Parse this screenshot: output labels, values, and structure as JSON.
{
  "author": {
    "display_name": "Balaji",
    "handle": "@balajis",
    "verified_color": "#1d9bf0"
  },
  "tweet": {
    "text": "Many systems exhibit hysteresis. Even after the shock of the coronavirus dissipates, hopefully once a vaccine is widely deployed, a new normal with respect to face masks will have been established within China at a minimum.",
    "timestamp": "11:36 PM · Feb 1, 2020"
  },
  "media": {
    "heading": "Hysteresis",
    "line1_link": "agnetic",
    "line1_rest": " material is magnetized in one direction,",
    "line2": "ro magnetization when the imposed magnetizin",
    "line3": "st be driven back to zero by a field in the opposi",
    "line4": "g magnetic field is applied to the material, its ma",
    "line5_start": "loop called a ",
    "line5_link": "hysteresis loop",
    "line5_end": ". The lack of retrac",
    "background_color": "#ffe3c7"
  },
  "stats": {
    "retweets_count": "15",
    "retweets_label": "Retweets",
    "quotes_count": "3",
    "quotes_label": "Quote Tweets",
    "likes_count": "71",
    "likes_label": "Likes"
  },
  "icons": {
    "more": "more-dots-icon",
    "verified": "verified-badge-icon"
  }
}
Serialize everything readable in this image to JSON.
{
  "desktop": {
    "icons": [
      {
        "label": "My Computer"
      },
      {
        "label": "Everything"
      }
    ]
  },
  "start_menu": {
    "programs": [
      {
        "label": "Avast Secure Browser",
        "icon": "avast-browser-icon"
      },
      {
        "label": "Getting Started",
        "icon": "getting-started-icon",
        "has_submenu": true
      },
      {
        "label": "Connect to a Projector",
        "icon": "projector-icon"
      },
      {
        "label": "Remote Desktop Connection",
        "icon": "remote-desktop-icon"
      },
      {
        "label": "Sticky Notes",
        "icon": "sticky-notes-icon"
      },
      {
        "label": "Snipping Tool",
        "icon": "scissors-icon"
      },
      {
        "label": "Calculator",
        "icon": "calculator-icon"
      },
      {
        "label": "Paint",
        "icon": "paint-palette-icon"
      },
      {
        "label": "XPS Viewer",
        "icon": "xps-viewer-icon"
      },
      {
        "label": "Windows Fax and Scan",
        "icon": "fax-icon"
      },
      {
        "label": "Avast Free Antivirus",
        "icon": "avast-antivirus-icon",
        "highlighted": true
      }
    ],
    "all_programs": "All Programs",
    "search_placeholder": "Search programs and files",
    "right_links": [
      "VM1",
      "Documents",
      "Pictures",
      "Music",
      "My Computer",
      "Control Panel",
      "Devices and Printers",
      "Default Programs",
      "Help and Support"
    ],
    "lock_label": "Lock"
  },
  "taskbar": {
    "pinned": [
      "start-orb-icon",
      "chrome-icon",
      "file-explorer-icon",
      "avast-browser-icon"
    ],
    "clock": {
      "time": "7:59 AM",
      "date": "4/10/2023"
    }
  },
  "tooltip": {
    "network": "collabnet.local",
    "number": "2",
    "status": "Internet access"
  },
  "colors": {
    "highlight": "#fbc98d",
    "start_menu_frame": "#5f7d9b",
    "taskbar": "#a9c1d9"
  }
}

▶ _TASK OBJECTIVE_:
Return the full material unchanged.

▶ _RESPONSE AREA_:
Parse this screenshot: output labels, values, and structure as JSON.
{
  "author": {
    "display_name": "Balaji",
    "handle": "@balajis",
    "verified_color": "#1d9bf0"
  },
  "tweet": {
    "text": "Many systems exhibit hysteresis. Even after the shock of the coronavirus dissipates, hopefully once a vaccine is widely deployed, a new normal with respect to face masks will have been established within China at a minimum.",
    "timestamp": "11:36 PM · Feb 1, 2020"
  },
  "media": {
    "heading": "Hysteresis",
    "line1_link": "agnetic",
    "line1_rest": " material is magnetized in one direction,",
    "line2": "ro magnetization when the imposed magnetizin",
    "line3": "st be driven back to zero by a field in the opposi",
    "line4": "g magnetic field is applied to the material, its ma",
    "line5_start": "loop called a ",
    "line5_link": "hysteresis loop",
    "line5_end": ". The lack of retrac",
    "background_color": "#ffe3c7"
  },
  "stats": {
    "retweets_count": "15",
    "retweets_label": "Retweets",
    "quotes_count": "3",
    "quotes_label": "Quote Tweets",
    "likes_count": "71",
    "likes_label": "Likes"
  },
  "icons": {
    "more": "more-dots-icon",
    "verified": "verified-badge-icon"
  }
}
Serialize everything readable in this image to JSON.
{
  "desktop": {
    "icons": [
      {
        "label": "My Computer"
      },
      {
        "label": "Everything"
      }
    ]
  },
  "start_menu": {
    "programs": [
      {
        "label": "Avast Secure Browser",
        "icon": "avast-browser-icon"
      },
      {
        "label": "Getting Started",
        "icon": "getting-started-icon",
        "has_submenu": true
      },
      {
        "label": "Connect to a Projector",
        "icon": "projector-icon"
      },
      {
        "label": "Remote Desktop Connection",
        "icon": "remote-desktop-icon"
      },
      {
        "label": "Sticky Notes",
        "icon": "sticky-notes-icon"
      },
      {
        "label": "Snipping Tool",
        "icon": "scissors-icon"
      },
      {
        "label": "Calculator",
        "icon": "calculator-icon"
      },
      {
        "label": "Paint",
        "icon": "paint-palette-icon"
      },
      {
        "label": "XPS Viewer",
        "icon": "xps-viewer-icon"
      },
      {
        "label": "Windows Fax and Scan",
        "icon": "fax-icon"
      },
      {
        "label": "Avast Free Antivirus",
        "icon": "avast-antivirus-icon",
        "highlighted": true
      }
    ],
    "all_programs": "All Programs",
    "search_placeholder": "Search programs and files",
    "right_links": [
      "VM1",
      "Documents",
      "Pictures",
      "Music",
      "My Computer",
      "Control Panel",
      "Devices and Printers",
      "Default Programs",
      "Help and Support"
    ],
    "lock_label": "Lock"
  },
  "taskbar": {
    "pinned": [
      "start-orb-icon",
      "chrome-icon",
      "file-explorer-icon",
      "avast-browser-icon"
    ],
    "clock": {
      "time": "7:59 AM",
      "date": "4/10/2023"
    }
  },
  "tooltip": {
    "network": "collabnet.local",
    "number": "2",
    "status": "Internet access"
  },
  "colors": {
    "highlight": "#fbc98d",
    "start_menu_frame": "#5f7d9b",
    "taskbar": "#a9c1d9"
  }
}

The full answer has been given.